** start of SOURCE RECORDS **

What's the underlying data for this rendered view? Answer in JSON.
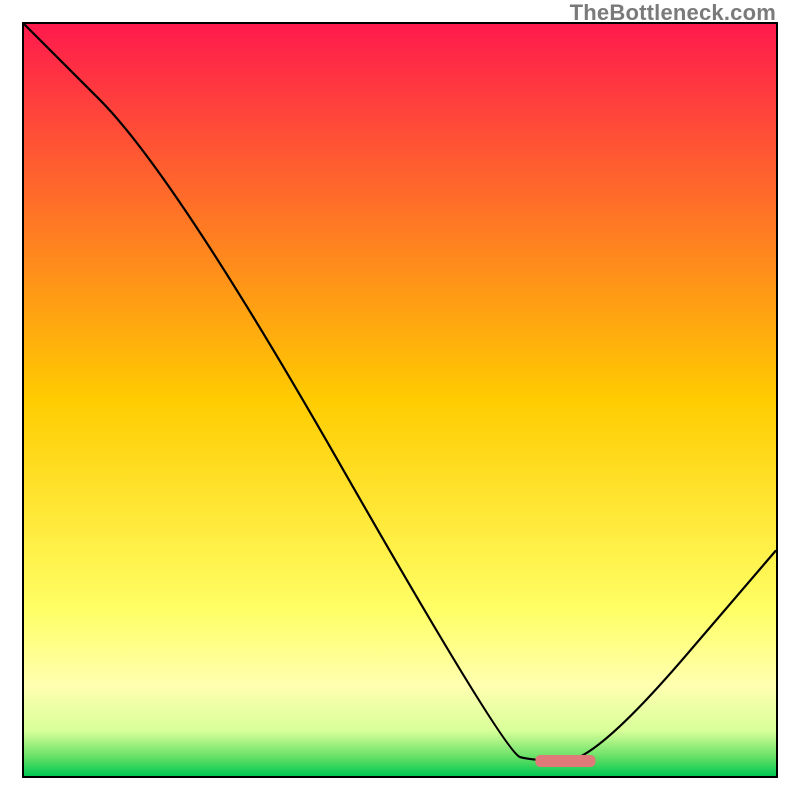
{
  "watermark": "TheBottleneck.com",
  "chart_data": {
    "type": "line",
    "title": "",
    "xlabel": "",
    "ylabel": "",
    "xlim": [
      0,
      100
    ],
    "ylim": [
      0,
      100
    ],
    "x": [
      0,
      20,
      64,
      68,
      76,
      100
    ],
    "values": [
      100,
      80,
      3,
      2,
      2,
      30
    ],
    "marker": {
      "x_range": [
        68,
        76
      ],
      "y": 2,
      "color": "#e07a7a"
    },
    "gradient_stops": [
      {
        "offset": 0.0,
        "color": "#ff1a4d"
      },
      {
        "offset": 0.5,
        "color": "#ffcc00"
      },
      {
        "offset": 0.78,
        "color": "#ffff66"
      },
      {
        "offset": 0.88,
        "color": "#ffffb0"
      },
      {
        "offset": 0.94,
        "color": "#d8ff99"
      },
      {
        "offset": 0.975,
        "color": "#66e066"
      },
      {
        "offset": 1.0,
        "color": "#00c853"
      }
    ]
  }
}
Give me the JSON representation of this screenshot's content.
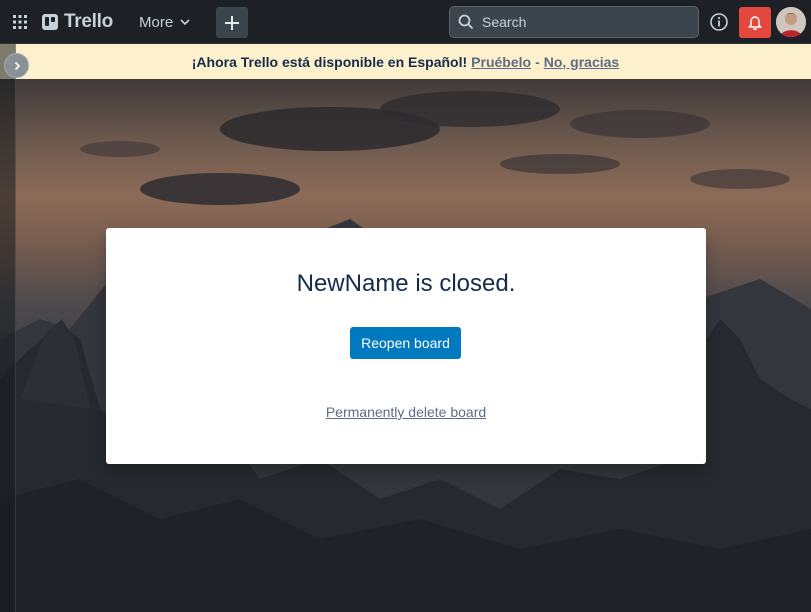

** end of SOURCE RECORDS **

* WHAT IS NEEDED:
From the entries above, select each line containing the string "color".

* ANSWER FOR THE TASK:
      "color": "#e07a7a"
        "color": "#ff1a4d"
        "color": "#ffcc00"
        "color": "#ffff66"
        "color": "#ffffb0"
        "color": "#d8ff99"
        "color": "#66e066"
        "color": "#00c853"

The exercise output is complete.